Reproduce each line exactly, including spacing and punctuation.

--- begin RECORDS FOR THIS TASK ---

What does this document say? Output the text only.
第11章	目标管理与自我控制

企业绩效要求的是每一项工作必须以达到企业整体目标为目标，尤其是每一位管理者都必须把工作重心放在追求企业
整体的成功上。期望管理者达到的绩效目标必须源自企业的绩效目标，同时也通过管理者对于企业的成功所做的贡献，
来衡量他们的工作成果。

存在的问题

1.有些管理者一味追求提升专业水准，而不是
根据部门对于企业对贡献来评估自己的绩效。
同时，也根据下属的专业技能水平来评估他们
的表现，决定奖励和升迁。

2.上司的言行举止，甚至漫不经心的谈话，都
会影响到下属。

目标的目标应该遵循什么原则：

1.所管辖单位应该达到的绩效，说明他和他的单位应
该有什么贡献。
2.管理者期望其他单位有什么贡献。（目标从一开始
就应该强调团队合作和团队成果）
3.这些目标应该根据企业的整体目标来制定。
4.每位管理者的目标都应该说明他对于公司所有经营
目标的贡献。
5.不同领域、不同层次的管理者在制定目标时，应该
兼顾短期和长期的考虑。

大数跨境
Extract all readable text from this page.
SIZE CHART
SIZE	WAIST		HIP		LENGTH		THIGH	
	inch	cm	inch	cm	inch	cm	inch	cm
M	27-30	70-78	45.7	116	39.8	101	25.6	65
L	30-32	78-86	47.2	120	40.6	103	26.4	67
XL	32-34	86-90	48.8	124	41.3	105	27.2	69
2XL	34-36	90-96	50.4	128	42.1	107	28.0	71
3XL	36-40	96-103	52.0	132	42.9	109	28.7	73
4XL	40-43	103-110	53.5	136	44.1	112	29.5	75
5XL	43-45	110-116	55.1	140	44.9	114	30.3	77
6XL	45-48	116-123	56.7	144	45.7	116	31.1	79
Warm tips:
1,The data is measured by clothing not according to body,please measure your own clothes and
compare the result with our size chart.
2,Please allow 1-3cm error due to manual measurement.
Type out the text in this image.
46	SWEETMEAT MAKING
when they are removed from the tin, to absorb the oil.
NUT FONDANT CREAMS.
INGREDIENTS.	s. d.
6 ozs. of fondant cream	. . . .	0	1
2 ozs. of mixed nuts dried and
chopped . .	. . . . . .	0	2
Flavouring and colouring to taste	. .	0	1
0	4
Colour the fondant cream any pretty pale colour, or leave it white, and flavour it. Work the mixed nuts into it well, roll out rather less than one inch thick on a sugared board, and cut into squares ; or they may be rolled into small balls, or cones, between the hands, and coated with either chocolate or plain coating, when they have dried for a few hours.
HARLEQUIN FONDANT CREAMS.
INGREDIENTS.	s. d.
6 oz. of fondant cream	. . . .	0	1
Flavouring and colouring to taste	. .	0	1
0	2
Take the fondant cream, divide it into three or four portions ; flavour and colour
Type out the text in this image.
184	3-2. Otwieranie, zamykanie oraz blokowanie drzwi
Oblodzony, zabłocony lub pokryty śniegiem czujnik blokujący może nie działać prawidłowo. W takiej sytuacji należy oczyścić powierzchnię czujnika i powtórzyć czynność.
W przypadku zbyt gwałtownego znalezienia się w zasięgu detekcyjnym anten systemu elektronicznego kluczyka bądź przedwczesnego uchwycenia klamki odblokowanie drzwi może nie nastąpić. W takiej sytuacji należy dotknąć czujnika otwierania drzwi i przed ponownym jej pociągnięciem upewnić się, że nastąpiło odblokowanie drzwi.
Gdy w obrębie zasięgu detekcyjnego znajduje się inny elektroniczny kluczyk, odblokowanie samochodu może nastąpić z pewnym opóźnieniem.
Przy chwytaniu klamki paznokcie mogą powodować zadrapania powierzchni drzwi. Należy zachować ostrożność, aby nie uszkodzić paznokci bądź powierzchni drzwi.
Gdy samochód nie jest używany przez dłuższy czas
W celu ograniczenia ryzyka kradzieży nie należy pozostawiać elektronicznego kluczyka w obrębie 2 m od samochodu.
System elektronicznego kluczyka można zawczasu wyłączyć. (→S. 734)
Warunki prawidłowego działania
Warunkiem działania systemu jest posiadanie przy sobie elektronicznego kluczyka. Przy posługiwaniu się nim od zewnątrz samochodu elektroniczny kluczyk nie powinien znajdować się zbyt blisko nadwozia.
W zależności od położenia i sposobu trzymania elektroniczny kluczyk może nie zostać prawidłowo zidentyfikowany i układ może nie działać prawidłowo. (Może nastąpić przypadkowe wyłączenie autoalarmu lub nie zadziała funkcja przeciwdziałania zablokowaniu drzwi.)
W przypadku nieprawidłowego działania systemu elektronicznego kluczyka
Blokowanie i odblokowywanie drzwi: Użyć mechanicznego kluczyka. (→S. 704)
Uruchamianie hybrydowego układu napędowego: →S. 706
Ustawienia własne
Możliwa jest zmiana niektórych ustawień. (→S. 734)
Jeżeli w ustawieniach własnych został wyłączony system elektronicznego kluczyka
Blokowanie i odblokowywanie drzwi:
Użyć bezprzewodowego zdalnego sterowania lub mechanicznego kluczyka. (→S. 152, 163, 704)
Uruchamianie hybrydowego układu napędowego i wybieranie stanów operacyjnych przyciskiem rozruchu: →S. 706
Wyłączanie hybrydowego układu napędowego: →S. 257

--- end RECORDS FOR THIS TASK ---

* SOLUTION FOR THIS PROBLEM *
What does this document say? Output the text only.
第11章	目标管理与自我控制

企业绩效要求的是每一项工作必须以达到企业整体目标为目标，尤其是每一位管理者都必须把工作重心放在追求企业
整体的成功上。期望管理者达到的绩效目标必须源自企业的绩效目标，同时也通过管理者对于企业的成功所做的贡献，
来衡量他们的工作成果。

存在的问题

1.有些管理者一味追求提升专业水准，而不是
根据部门对于企业对贡献来评估自己的绩效。
同时，也根据下属的专业技能水平来评估他们
的表现，决定奖励和升迁。

2.上司的言行举止，甚至漫不经心的谈话，都
会影响到下属。

目标的目标应该遵循什么原则：

1.所管辖单位应该达到的绩效，说明他和他的单位应
该有什么贡献。
2.管理者期望其他单位有什么贡献。（目标从一开始
就应该强调团队合作和团队成果）
3.这些目标应该根据企业的整体目标来制定。
4.每位管理者的目标都应该说明他对于公司所有经营
目标的贡献。
5.不同领域、不同层次的管理者在制定目标时，应该
兼顾短期和长期的考虑。

大数跨境
Extract all readable text from this page.
SIZE CHART
SIZE	WAIST		HIP		LENGTH		THIGH	
	inch	cm	inch	cm	inch	cm	inch	cm
M	27-30	70-78	45.7	116	39.8	101	25.6	65
L	30-32	78-86	47.2	120	40.6	103	26.4	67
XL	32-34	86-90	48.8	124	41.3	105	27.2	69
2XL	34-36	90-96	50.4	128	42.1	107	28.0	71
3XL	36-40	96-103	52.0	132	42.9	109	28.7	73
4XL	40-43	103-110	53.5	136	44.1	112	29.5	75
5XL	43-45	110-116	55.1	140	44.9	114	30.3	77
6XL	45-48	116-123	56.7	144	45.7	116	31.1	79
Warm tips:
1,The data is measured by clothing not according to body,please measure your own clothes and
compare the result with our size chart.
2,Please allow 1-3cm error due to manual measurement.
Type out the text in this image.
46	SWEETMEAT MAKING
when they are removed from the tin, to absorb the oil.
NUT FONDANT CREAMS.
INGREDIENTS.	s. d.
6 ozs. of fondant cream	. . . .	0	1
2 ozs. of mixed nuts dried and
chopped . .	. . . . . .	0	2
Flavouring and colouring to taste	. .	0	1
0	4
Colour the fondant cream any pretty pale colour, or leave it white, and flavour it. Work the mixed nuts into it well, roll out rather less than one inch thick on a sugared board, and cut into squares ; or they may be rolled into small balls, or cones, between the hands, and coated with either chocolate or plain coating, when they have dried for a few hours.
HARLEQUIN FONDANT CREAMS.
INGREDIENTS.	s. d.
6 oz. of fondant cream	. . . .	0	1
Flavouring and colouring to taste	. .	0	1
0	2
Take the fondant cream, divide it into three or four portions ; flavour and colour
Type out the text in this image.
184	3-2. Otwieranie, zamykanie oraz blokowanie drzwi
Oblodzony, zabłocony lub pokryty śniegiem czujnik blokujący może nie działać prawidłowo. W takiej sytuacji należy oczyścić powierzchnię czujnika i powtórzyć czynność.
W przypadku zbyt gwałtownego znalezienia się w zasięgu detekcyjnym anten systemu elektronicznego kluczyka bądź przedwczesnego uchwycenia klamki odblokowanie drzwi może nie nastąpić. W takiej sytuacji należy dotknąć czujnika otwierania drzwi i przed ponownym jej pociągnięciem upewnić się, że nastąpiło odblokowanie drzwi.
Gdy w obrębie zasięgu detekcyjnego znajduje się inny elektroniczny kluczyk, odblokowanie samochodu może nastąpić z pewnym opóźnieniem.
Przy chwytaniu klamki paznokcie mogą powodować zadrapania powierzchni drzwi. Należy zachować ostrożność, aby nie uszkodzić paznokci bądź powierzchni drzwi.
Gdy samochód nie jest używany przez dłuższy czas
W celu ograniczenia ryzyka kradzieży nie należy pozostawiać elektronicznego kluczyka w obrębie 2 m od samochodu.
System elektronicznego kluczyka można zawczasu wyłączyć. (→S. 734)
Warunki prawidłowego działania
Warunkiem działania systemu jest posiadanie przy sobie elektronicznego kluczyka. Przy posługiwaniu się nim od zewnątrz samochodu elektroniczny kluczyk nie powinien znajdować się zbyt blisko nadwozia.
W zależności od położenia i sposobu trzymania elektroniczny kluczyk może nie zostać prawidłowo zidentyfikowany i układ może nie działać prawidłowo. (Może nastąpić przypadkowe wyłączenie autoalarmu lub nie zadziała funkcja przeciwdziałania zablokowaniu drzwi.)
W przypadku nieprawidłowego działania systemu elektronicznego kluczyka
Blokowanie i odblokowywanie drzwi: Użyć mechanicznego kluczyka. (→S. 704)
Uruchamianie hybrydowego układu napędowego: →S. 706
Ustawienia własne
Możliwa jest zmiana niektórych ustawień. (→S. 734)
Jeżeli w ustawieniach własnych został wyłączony system elektronicznego kluczyka
Blokowanie i odblokowywanie drzwi:
Użyć bezprzewodowego zdalnego sterowania lub mechanicznego kluczyka. (→S. 152, 163, 704)
Uruchamianie hybrydowego układu napędowego i wybieranie stanów operacyjnych przyciskiem rozruchu: →S. 706
Wyłączanie hybrydowego układu napędowego: →S. 257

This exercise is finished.